> Material for the task:
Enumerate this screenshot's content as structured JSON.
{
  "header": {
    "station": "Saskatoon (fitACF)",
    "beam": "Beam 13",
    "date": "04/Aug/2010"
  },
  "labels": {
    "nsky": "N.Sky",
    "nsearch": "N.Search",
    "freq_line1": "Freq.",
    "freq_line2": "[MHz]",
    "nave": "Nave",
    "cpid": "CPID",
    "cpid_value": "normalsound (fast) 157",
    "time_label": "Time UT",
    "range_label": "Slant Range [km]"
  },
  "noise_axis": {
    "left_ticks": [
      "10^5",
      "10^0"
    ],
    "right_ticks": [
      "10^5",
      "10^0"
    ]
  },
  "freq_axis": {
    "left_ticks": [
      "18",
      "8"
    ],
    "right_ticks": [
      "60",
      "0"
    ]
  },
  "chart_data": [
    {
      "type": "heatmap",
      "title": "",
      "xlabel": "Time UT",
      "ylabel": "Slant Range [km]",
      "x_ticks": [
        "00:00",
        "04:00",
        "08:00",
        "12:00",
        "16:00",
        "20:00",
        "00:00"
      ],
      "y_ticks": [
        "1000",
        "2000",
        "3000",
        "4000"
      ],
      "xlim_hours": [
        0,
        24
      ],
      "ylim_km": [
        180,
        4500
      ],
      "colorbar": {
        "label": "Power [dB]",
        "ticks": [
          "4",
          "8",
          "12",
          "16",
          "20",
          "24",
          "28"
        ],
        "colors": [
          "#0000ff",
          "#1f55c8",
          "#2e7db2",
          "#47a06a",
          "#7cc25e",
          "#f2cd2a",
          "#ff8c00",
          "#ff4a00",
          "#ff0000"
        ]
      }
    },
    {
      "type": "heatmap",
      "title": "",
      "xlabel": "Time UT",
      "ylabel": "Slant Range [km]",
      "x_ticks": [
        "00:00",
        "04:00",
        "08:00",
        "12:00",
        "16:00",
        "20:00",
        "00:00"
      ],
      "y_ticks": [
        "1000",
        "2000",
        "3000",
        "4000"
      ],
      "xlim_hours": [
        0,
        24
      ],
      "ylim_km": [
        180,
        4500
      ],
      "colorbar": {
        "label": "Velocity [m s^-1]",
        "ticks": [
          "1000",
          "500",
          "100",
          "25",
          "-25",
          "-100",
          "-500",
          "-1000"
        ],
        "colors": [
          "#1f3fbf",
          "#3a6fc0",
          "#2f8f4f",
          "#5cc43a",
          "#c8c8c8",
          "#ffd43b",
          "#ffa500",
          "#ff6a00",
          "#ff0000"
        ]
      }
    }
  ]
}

> Task: Each line of the material should be duplicated exactly, please.

> Correct result:
Enumerate this screenshot's content as structured JSON.
{
  "header": {
    "station": "Saskatoon (fitACF)",
    "beam": "Beam 13",
    "date": "04/Aug/2010"
  },
  "labels": {
    "nsky": "N.Sky",
    "nsearch": "N.Search",
    "freq_line1": "Freq.",
    "freq_line2": "[MHz]",
    "nave": "Nave",
    "cpid": "CPID",
    "cpid_value": "normalsound (fast) 157",
    "time_label": "Time UT",
    "range_label": "Slant Range [km]"
  },
  "noise_axis": {
    "left_ticks": [
      "10^5",
      "10^0"
    ],
    "right_ticks": [
      "10^5",
      "10^0"
    ]
  },
  "freq_axis": {
    "left_ticks": [
      "18",
      "8"
    ],
    "right_ticks": [
      "60",
      "0"
    ]
  },
  "chart_data": [
    {
      "type": "heatmap",
      "title": "",
      "xlabel": "Time UT",
      "ylabel": "Slant Range [km]",
      "x_ticks": [
        "00:00",
        "04:00",
        "08:00",
        "12:00",
        "16:00",
        "20:00",
        "00:00"
      ],
      "y_ticks": [
        "1000",
        "2000",
        "3000",
        "4000"
      ],
      "xlim_hours": [
        0,
        24
      ],
      "ylim_km": [
        180,
        4500
      ],
      "colorbar": {
        "label": "Power [dB]",
        "ticks": [
          "4",
          "8",
          "12",
          "16",
          "20",
          "24",
          "28"
        ],
        "colors": [
          "#0000ff",
          "#1f55c8",
          "#2e7db2",
          "#47a06a",
          "#7cc25e",
          "#f2cd2a",
          "#ff8c00",
          "#ff4a00",
          "#ff0000"
        ]
      }
    },
    {
      "type": "heatmap",
      "title": "",
      "xlabel": "Time UT",
      "ylabel": "Slant Range [km]",
      "x_ticks": [
        "00:00",
        "04:00",
        "08:00",
        "12:00",
        "16:00",
        "20:00",
        "00:00"
      ],
      "y_ticks": [
        "1000",
        "2000",
        "3000",
        "4000"
      ],
      "xlim_hours": [
        0,
        24
      ],
      "ylim_km": [
        180,
        4500
      ],
      "colorbar": {
        "label": "Velocity [m s^-1]",
        "ticks": [
          "1000",
          "500",
          "100",
          "25",
          "-25",
          "-100",
          "-500",
          "-1000"
        ],
        "colors": [
          "#1f3fbf",
          "#3a6fc0",
          "#2f8f4f",
          "#5cc43a",
          "#c8c8c8",
          "#ffd43b",
          "#ffa500",
          "#ff6a00",
          "#ff0000"
        ]
      }
    }
  ]
}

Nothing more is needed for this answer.